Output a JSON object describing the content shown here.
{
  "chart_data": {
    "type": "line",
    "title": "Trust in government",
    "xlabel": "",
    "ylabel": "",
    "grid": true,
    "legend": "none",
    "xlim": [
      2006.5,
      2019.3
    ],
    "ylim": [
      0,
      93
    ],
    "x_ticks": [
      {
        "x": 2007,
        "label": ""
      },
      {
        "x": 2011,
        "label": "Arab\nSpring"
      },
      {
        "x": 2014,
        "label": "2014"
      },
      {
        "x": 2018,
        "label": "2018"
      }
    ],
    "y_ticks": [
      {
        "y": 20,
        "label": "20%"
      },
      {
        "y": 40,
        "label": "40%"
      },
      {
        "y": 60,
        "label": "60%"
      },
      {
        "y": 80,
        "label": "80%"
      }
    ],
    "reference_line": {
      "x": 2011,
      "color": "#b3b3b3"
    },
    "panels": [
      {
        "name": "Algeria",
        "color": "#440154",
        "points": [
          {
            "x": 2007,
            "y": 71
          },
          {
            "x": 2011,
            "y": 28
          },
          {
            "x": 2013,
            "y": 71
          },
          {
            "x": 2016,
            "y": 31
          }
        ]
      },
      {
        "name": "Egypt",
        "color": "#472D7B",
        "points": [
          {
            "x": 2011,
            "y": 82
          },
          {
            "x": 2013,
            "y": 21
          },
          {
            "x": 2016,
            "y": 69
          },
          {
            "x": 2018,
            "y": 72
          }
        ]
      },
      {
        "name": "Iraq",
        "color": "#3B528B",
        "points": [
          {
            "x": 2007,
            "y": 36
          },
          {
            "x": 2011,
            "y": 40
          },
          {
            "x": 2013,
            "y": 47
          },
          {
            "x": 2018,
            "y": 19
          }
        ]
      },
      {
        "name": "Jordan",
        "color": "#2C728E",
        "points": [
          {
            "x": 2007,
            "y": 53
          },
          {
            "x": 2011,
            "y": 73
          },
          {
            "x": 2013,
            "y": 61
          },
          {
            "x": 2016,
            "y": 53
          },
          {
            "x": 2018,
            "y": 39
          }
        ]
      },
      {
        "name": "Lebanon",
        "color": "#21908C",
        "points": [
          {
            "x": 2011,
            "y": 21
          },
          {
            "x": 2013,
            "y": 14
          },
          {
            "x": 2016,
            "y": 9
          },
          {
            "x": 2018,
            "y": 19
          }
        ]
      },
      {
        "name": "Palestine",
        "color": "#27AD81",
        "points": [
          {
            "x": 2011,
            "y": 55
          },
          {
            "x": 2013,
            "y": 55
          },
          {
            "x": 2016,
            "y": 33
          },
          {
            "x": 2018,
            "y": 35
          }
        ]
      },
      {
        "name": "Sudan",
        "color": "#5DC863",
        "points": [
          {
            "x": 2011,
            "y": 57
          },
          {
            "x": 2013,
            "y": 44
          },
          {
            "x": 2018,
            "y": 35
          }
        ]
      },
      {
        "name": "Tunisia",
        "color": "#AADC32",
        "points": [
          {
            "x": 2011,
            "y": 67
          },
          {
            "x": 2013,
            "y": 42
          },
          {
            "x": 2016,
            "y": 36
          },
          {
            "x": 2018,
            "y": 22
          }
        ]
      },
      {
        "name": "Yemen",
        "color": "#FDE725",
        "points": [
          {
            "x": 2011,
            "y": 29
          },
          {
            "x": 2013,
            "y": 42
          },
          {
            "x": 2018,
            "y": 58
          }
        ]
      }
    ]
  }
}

▸ **What the task asks**
Write out all of the records once more, exactly.

▸ **Exercise solution**
Output a JSON object describing the content shown here.
{
  "chart_data": {
    "type": "line",
    "title": "Trust in government",
    "xlabel": "",
    "ylabel": "",
    "grid": true,
    "legend": "none",
    "xlim": [
      2006.5,
      2019.3
    ],
    "ylim": [
      0,
      93
    ],
    "x_ticks": [
      {
        "x": 2007,
        "label": ""
      },
      {
        "x": 2011,
        "label": "Arab\nSpring"
      },
      {
        "x": 2014,
        "label": "2014"
      },
      {
        "x": 2018,
        "label": "2018"
      }
    ],
    "y_ticks": [
      {
        "y": 20,
        "label": "20%"
      },
      {
        "y": 40,
        "label": "40%"
      },
      {
        "y": 60,
        "label": "60%"
      },
      {
        "y": 80,
        "label": "80%"
      }
    ],
    "reference_line": {
      "x": 2011,
      "color": "#b3b3b3"
    },
    "panels": [
      {
        "name": "Algeria",
        "color": "#440154",
        "points": [
          {
            "x": 2007,
            "y": 71
          },
          {
            "x": 2011,
            "y": 28
          },
          {
            "x": 2013,
            "y": 71
          },
          {
            "x": 2016,
            "y": 31
          }
        ]
      },
      {
        "name": "Egypt",
        "color": "#472D7B",
        "points": [
          {
            "x": 2011,
            "y": 82
          },
          {
            "x": 2013,
            "y": 21
          },
          {
            "x": 2016,
            "y": 69
          },
          {
            "x": 2018,
            "y": 72
          }
        ]
      },
      {
        "name": "Iraq",
        "color": "#3B528B",
        "points": [
          {
            "x": 2007,
            "y": 36
          },
          {
            "x": 2011,
            "y": 40
          },
          {
            "x": 2013,
            "y": 47
          },
          {
            "x": 2018,
            "y": 19
          }
        ]
      },
      {
        "name": "Jordan",
        "color": "#2C728E",
        "points": [
          {
            "x": 2007,
            "y": 53
          },
          {
            "x": 2011,
            "y": 73
          },
          {
            "x": 2013,
            "y": 61
          },
          {
            "x": 2016,
            "y": 53
          },
          {
            "x": 2018,
            "y": 39
          }
        ]
      },
      {
        "name": "Lebanon",
        "color": "#21908C",
        "points": [
          {
            "x": 2011,
            "y": 21
          },
          {
            "x": 2013,
            "y": 14
          },
          {
            "x": 2016,
            "y": 9
          },
          {
            "x": 2018,
            "y": 19
          }
        ]
      },
      {
        "name": "Palestine",
        "color": "#27AD81",
        "points": [
          {
            "x": 2011,
            "y": 55
          },
          {
            "x": 2013,
            "y": 55
          },
          {
            "x": 2016,
            "y": 33
          },
          {
            "x": 2018,
            "y": 35
          }
        ]
      },
      {
        "name": "Sudan",
        "color": "#5DC863",
        "points": [
          {
            "x": 2011,
            "y": 57
          },
          {
            "x": 2013,
            "y": 44
          },
          {
            "x": 2018,
            "y": 35
          }
        ]
      },
      {
        "name": "Tunisia",
        "color": "#AADC32",
        "points": [
          {
            "x": 2011,
            "y": 67
          },
          {
            "x": 2013,
            "y": 42
          },
          {
            "x": 2016,
            "y": 36
          },
          {
            "x": 2018,
            "y": 22
          }
        ]
      },
      {
        "name": "Yemen",
        "color": "#FDE725",
        "points": [
          {
            "x": 2011,
            "y": 29
          },
          {
            "x": 2013,
            "y": 42
          },
          {
            "x": 2018,
            "y": 58
          }
        ]
      }
    ]
  }
}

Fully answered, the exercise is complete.